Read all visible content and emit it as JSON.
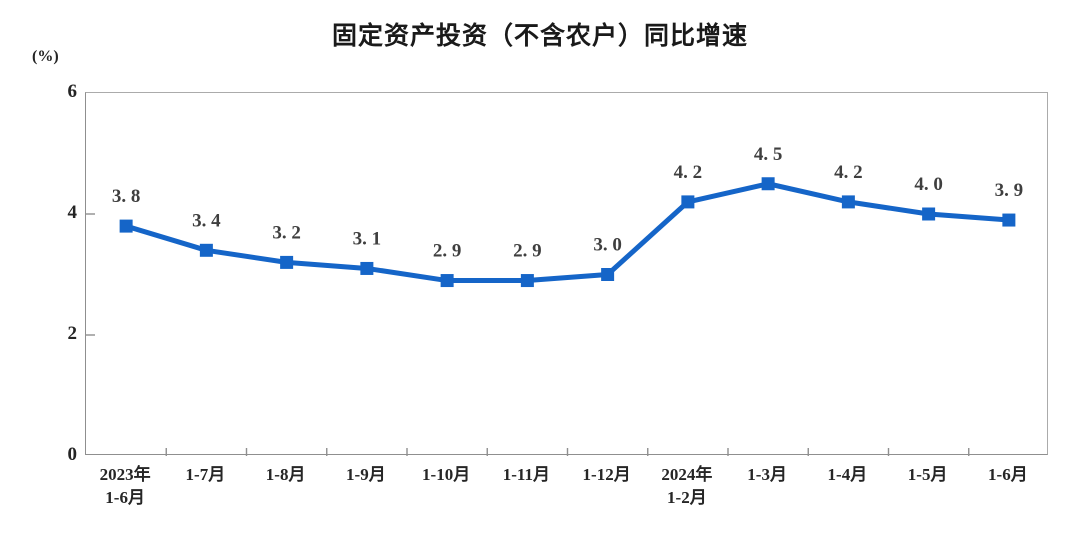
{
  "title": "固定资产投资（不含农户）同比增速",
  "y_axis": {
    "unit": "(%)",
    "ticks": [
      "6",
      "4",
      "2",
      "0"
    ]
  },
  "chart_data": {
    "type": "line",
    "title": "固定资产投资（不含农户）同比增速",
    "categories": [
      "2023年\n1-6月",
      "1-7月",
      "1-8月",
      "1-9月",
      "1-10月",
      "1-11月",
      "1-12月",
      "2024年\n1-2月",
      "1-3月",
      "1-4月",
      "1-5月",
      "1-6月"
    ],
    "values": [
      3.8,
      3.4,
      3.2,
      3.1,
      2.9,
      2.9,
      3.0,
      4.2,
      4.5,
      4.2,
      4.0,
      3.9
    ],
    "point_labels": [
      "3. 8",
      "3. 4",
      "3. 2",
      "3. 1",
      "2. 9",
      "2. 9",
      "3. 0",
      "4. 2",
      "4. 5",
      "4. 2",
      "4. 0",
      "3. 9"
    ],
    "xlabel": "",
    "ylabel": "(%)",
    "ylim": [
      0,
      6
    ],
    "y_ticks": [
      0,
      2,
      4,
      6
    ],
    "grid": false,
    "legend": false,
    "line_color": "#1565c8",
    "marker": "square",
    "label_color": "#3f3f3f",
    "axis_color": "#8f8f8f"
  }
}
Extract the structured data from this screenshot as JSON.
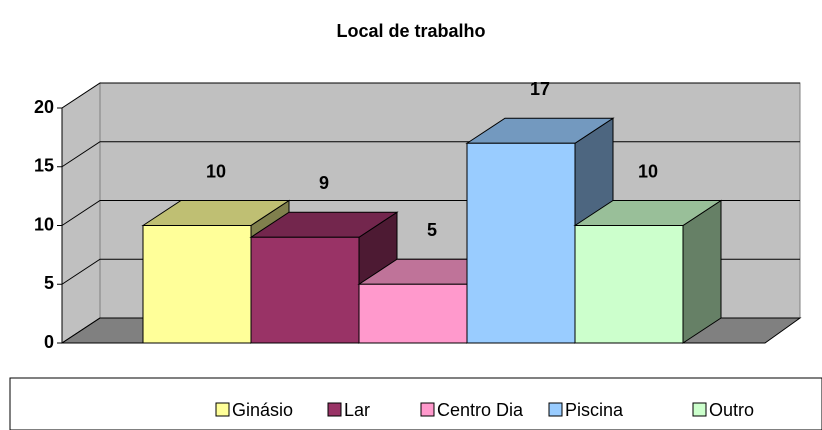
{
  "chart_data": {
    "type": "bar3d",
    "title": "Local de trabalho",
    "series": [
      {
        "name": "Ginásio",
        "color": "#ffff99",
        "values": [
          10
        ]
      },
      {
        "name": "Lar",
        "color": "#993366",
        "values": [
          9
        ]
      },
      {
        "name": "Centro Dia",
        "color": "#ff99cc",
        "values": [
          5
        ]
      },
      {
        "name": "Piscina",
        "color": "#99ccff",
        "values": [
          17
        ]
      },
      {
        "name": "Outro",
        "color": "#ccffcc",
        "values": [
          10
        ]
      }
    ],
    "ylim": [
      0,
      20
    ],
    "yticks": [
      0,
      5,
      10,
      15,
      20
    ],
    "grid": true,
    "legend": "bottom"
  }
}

——————————

* [Challenge]:
Pictures don't belong in the copy. Restate all the entries exactly.

* [Written solution]:
Read all visible content and emit it as JSON.
{
  "title": "固定资产投资（不含农户）同比增速",
  "y_axis": {
    "unit": "(%)",
    "ticks": [
      "6",
      "4",
      "2",
      "0"
    ]
  },
  "chart_data": {
    "type": "line",
    "title": "固定资产投资（不含农户）同比增速",
    "categories": [
      "2023年\n1-6月",
      "1-7月",
      "1-8月",
      "1-9月",
      "1-10月",
      "1-11月",
      "1-12月",
      "2024年\n1-2月",
      "1-3月",
      "1-4月",
      "1-5月",
      "1-6月"
    ],
    "values": [
      3.8,
      3.4,
      3.2,
      3.1,
      2.9,
      2.9,
      3.0,
      4.2,
      4.5,
      4.2,
      4.0,
      3.9
    ],
    "point_labels": [
      "3. 8",
      "3. 4",
      "3. 2",
      "3. 1",
      "2. 9",
      "2. 9",
      "3. 0",
      "4. 2",
      "4. 5",
      "4. 2",
      "4. 0",
      "3. 9"
    ],
    "xlabel": "",
    "ylabel": "(%)",
    "ylim": [
      0,
      6
    ],
    "y_ticks": [
      0,
      2,
      4,
      6
    ],
    "grid": false,
    "legend": false,
    "line_color": "#1565c8",
    "marker": "square",
    "label_color": "#3f3f3f",
    "axis_color": "#8f8f8f"
  }
}
Extract the structured data from this screenshot as JSON.
{
  "chart_data": {
    "type": "bar3d",
    "title": "Local de trabalho",
    "series": [
      {
        "name": "Ginásio",
        "color": "#ffff99",
        "values": [
          10
        ]
      },
      {
        "name": "Lar",
        "color": "#993366",
        "values": [
          9
        ]
      },
      {
        "name": "Centro Dia",
        "color": "#ff99cc",
        "values": [
          5
        ]
      },
      {
        "name": "Piscina",
        "color": "#99ccff",
        "values": [
          17
        ]
      },
      {
        "name": "Outro",
        "color": "#ccffcc",
        "values": [
          10
        ]
      }
    ],
    "ylim": [
      0,
      20
    ],
    "yticks": [
      0,
      5,
      10,
      15,
      20
    ],
    "grid": true,
    "legend": "bottom"
  }
}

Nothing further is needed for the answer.